(Data excerpts)
------------

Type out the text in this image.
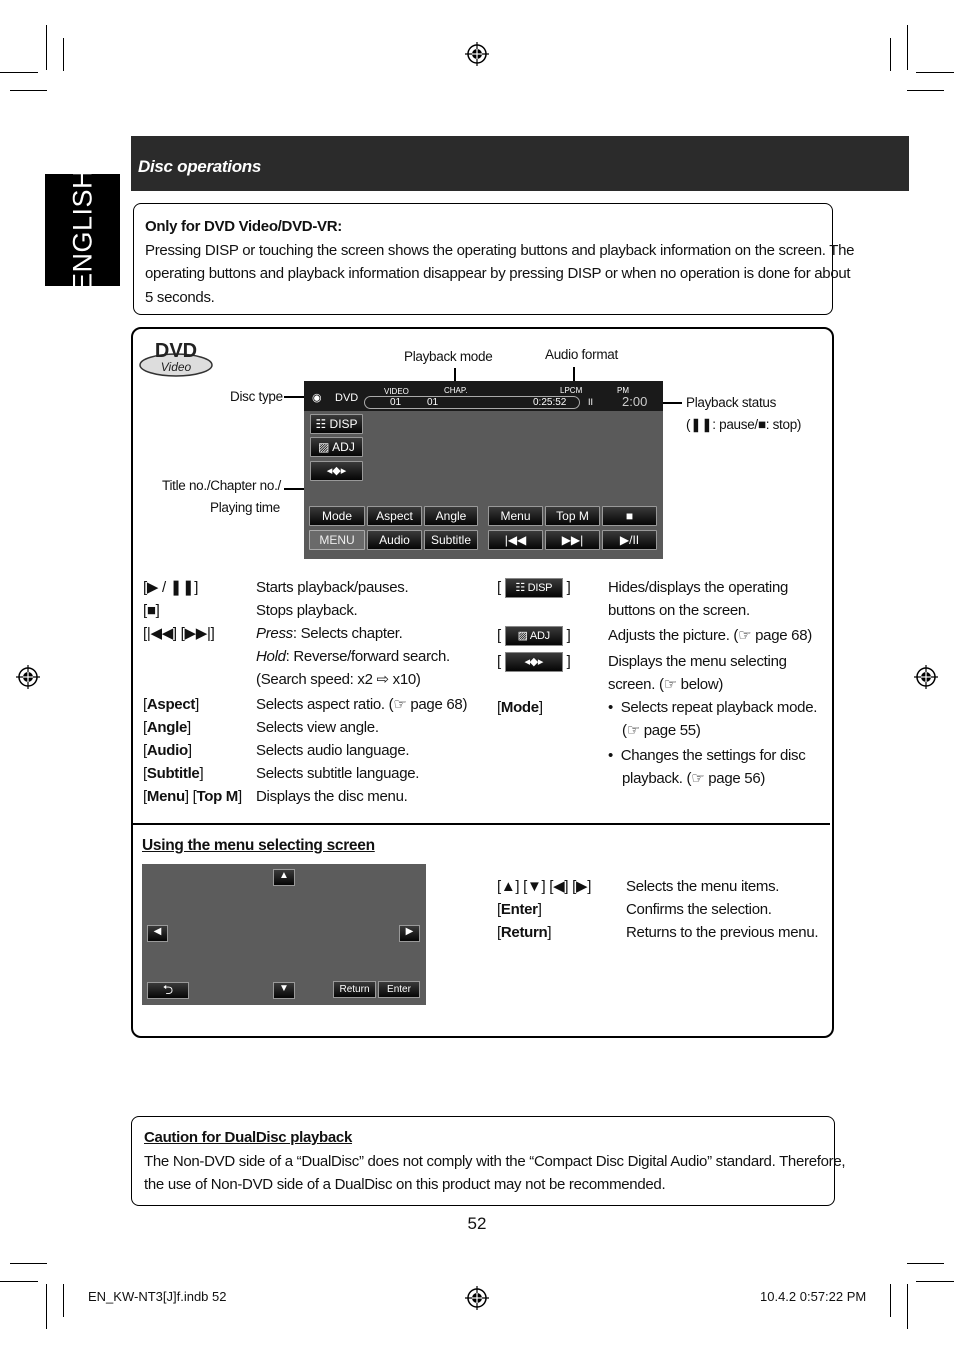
ENGLISH
Disc operations
Only for DVD Video/DVD-VR:
Pressing DISP or touching the screen shows the operating buttons and playback information on the screen. The
operating buttons and playback information disappear by pressing DISP or when no operation is done for about
5 seconds.
DVD
Video
Disc type
Playback mode	Audio format
Playback status
(❚❚: pause/■: stop)
Title no./Chapter no./
Playing time
◉ DVD
VIDEO	CHAP.
01	01	0:25:52
LPCM
II
PM
2:00
☷ DISP
▨ ADJ
◂◆▸
Mode	Aspect	Angle	Menu	Top M	■
MENU	Audio	Subtitle	|◀◀	▶▶|	▶/II
[▶ / ❚❚]	Starts playback/pauses.
[■]	Stops playback.
[|◀◀] [▶▶|]	Press: Selects chapter.
Hold: Reverse/forward search.
(Search speed: x2 ⇨ x10)
[Aspect]	Selects aspect ratio. (☞ page 68)
[Angle]	Selects view angle.
[Audio]	Selects audio language.
[Subtitle]	Selects subtitle language.
[Menu] [Top M] Displays the disc menu.
[ ☷ DISP ]	Hides/displays the operating
buttons on the screen.
[ ▨ ADJ ]	Adjusts the picture. (☞ page 68)
[ ◂◆▸ ]	Displays the menu selecting
screen. (☞ below)
[Mode]	•  Selects repeat playback mode.
(☞ page 55)
•  Changes the settings for disc
playback. (☞ page 56)
Using the menu selecting screen
▲
◀	▶
⮌	▼	Return	Enter
[▲] [▼] [◀] [▶] Selects the menu items.
[Enter]	Confirms the selection.
[Return]	Returns to the previous menu.
Caution for DualDisc playback
The Non-DVD side of a “DualDisc” does not comply with the “Compact Disc Digital Audio” standard. Therefore,
the use of Non-DVD side of a DualDisc on this product may not be recommended.
52
EN_KW-NT3[J]f.indb 52	10.4.2 0:57:22 PM
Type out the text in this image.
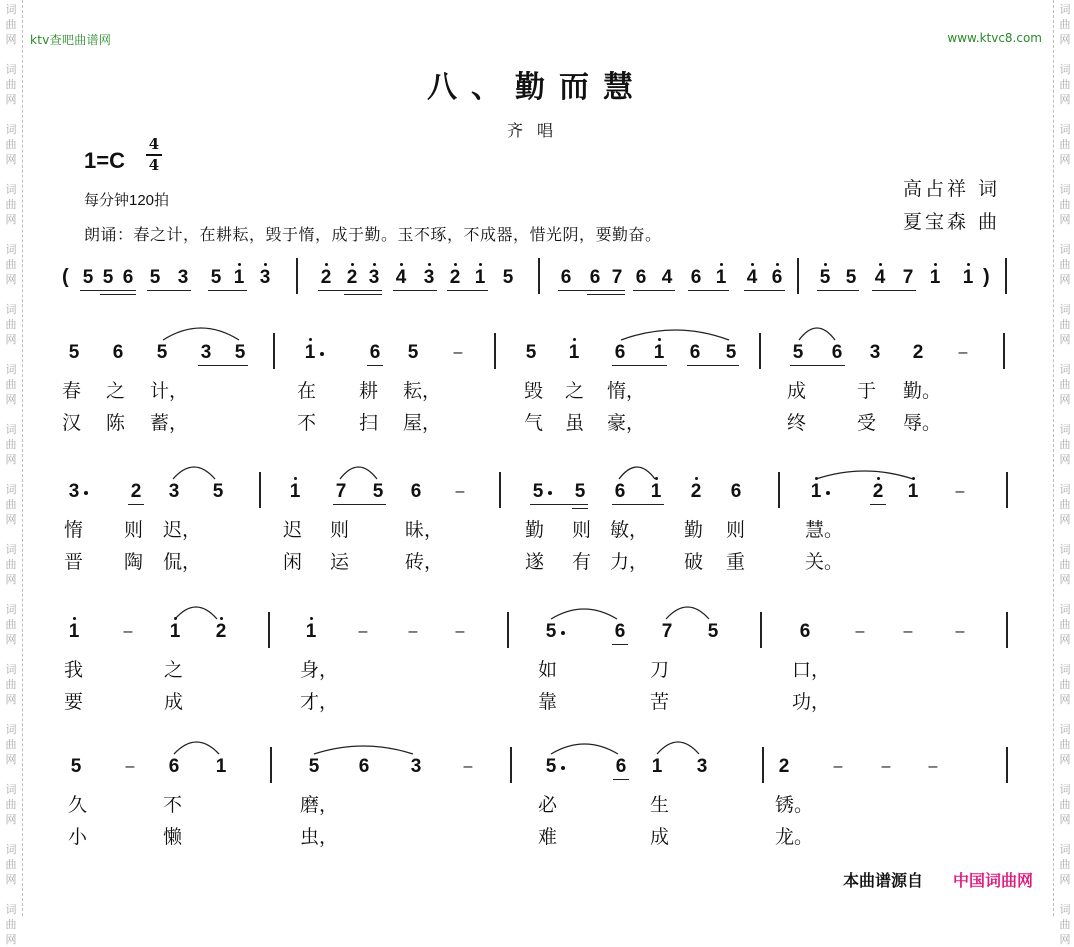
词
曲
网
词
曲
网
词
曲
网
词
曲
网
词
曲
网
词
曲
网
词
曲
网
词
曲
网
词
曲
网
词
曲
网
词
曲
网
词
曲
网
词
曲
网
词
曲
网
词
曲
网
词
曲
网
词
曲
网
词
曲
网
词
曲
网
词
曲
网
词
曲
网
词
曲
网
词
曲
网
词
曲
网
词
曲
网
词
曲
网
词
曲
网
词
曲
网
词
曲
网
词
曲
网
词
曲
网
词
曲
网
ktv查吧曲谱网	www.ktvc8.com
八、勤而慧
齐唱
1=C
4
4
每分钟120拍
朗诵：春之计，在耕耘，毁于惰，成于勤。玉不琢，不成器，惜光阴，要勤奋。
高占祥 词
夏宝森 曲
(	)
5 5 6 5 3 5 1 3	2 2 3 4 3 2 1 5 6 6 7 6 4 6 1 4 6 5 5 4 7 1 1
5 6 5 3 5	1	6 5 –	5 1 6 1 6 5	5 6 3 2 –
春 之 计，	在 耕 耘，	毁 之 惰，	成	于 勤。
汉 陈 蓄，	不 扫 屋，	气 虽 豪，	终	受 辱。
3	2 3 5	1 7 5 6 –	5 5 6 1 2 6	1	2 1 –
惰 则 迟，	迟 则	昧，	勤 则 敏， 勤 则	慧。
晋 陶 侃，	闲 运	砖，	遂 有 力， 破 重	关。
1	– 1 2	1	–	– –	5	6 7 5	6	– –	–
我	之	身，	如	刀	口，
要	成	才，	靠	苦	功，
5	– 6 1	5 6 3	–	5	6 1 3	2	– – –
久	不	磨，	必	生	锈。
小	懒	虫，	难	成	龙。
本曲谱源自 中国词曲网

------------

Challenge:
Without the pictures, print the records in full, exactly as they appear.

Task answer:
Type out the text in this image.
ENGLISH
Disc operations
Only for DVD Video/DVD-VR:
Pressing DISP or touching the screen shows the operating buttons and playback information on the screen. The
operating buttons and playback information disappear by pressing DISP or when no operation is done for about
5 seconds.
DVD
Video
Disc type
Playback mode	Audio format
Playback status
(❚❚: pause/■: stop)
Title no./Chapter no./
Playing time
◉ DVD
VIDEO	CHAP.
01	01	0:25:52
LPCM
II
PM
2:00
☷ DISP
▨ ADJ
◂◆▸
Mode	Aspect	Angle	Menu	Top M	■
MENU	Audio	Subtitle	|◀◀	▶▶|	▶/II
[▶ / ❚❚]	Starts playback/pauses.
[■]	Stops playback.
[|◀◀] [▶▶|]	Press: Selects chapter.
Hold: Reverse/forward search.
(Search speed: x2 ⇨ x10)
[Aspect]	Selects aspect ratio. (☞ page 68)
[Angle]	Selects view angle.
[Audio]	Selects audio language.
[Subtitle]	Selects subtitle language.
[Menu] [Top M] Displays the disc menu.
[ ☷ DISP ]	Hides/displays the operating
buttons on the screen.
[ ▨ ADJ ]	Adjusts the picture. (☞ page 68)
[ ◂◆▸ ]	Displays the menu selecting
screen. (☞ below)
[Mode]	•  Selects repeat playback mode.
(☞ page 55)
•  Changes the settings for disc
playback. (☞ page 56)
Using the menu selecting screen
▲
◀	▶
⮌	▼	Return	Enter
[▲] [▼] [◀] [▶] Selects the menu items.
[Enter]	Confirms the selection.
[Return]	Returns to the previous menu.
Caution for DualDisc playback
The Non-DVD side of a “DualDisc” does not comply with the “Compact Disc Digital Audio” standard. Therefore,
the use of Non-DVD side of a DualDisc on this product may not be recommended.
52
EN_KW-NT3[J]f.indb 52	10.4.2 0:57:22 PM
Type out the text in this image.
词
曲
网
词
曲
网
词
曲
网
词
曲
网
词
曲
网
词
曲
网
词
曲
网
词
曲
网
词
曲
网
词
曲
网
词
曲
网
词
曲
网
词
曲
网
词
曲
网
词
曲
网
词
曲
网
词
曲
网
词
曲
网
词
曲
网
词
曲
网
词
曲
网
词
曲
网
词
曲
网
词
曲
网
词
曲
网
词
曲
网
词
曲
网
词
曲
网
词
曲
网
词
曲
网
词
曲
网
词
曲
网
ktv查吧曲谱网	www.ktvc8.com
八、勤而慧
齐唱
1=C
4
4
每分钟120拍
朗诵：春之计，在耕耘，毁于惰，成于勤。玉不琢，不成器，惜光阴，要勤奋。
高占祥 词
夏宝森 曲
(	)
5 5 6 5 3 5 1 3	2 2 3 4 3 2 1 5 6 6 7 6 4 6 1 4 6 5 5 4 7 1 1
5 6 5 3 5	1	6 5 –	5 1 6 1 6 5	5 6 3 2 –
春 之 计，	在 耕 耘，	毁 之 惰，	成	于 勤。
汉 陈 蓄，	不 扫 屋，	气 虽 豪，	终	受 辱。
3	2 3 5	1 7 5 6 –	5 5 6 1 2 6	1	2 1 –
惰 则 迟，	迟 则	昧，	勤 则 敏， 勤 则	慧。
晋 陶 侃，	闲 运	砖，	遂 有 力， 破 重	关。
1	– 1 2	1	–	– –	5	6 7 5	6	– –	–
我	之	身，	如	刀	口，
要	成	才，	靠	苦	功，
5	– 6 1	5 6 3	–	5	6 1 3	2	– – –
久	不	磨，	必	生	锈。
小	懒	虫，	难	成	龙。
本曲谱源自 中国词曲网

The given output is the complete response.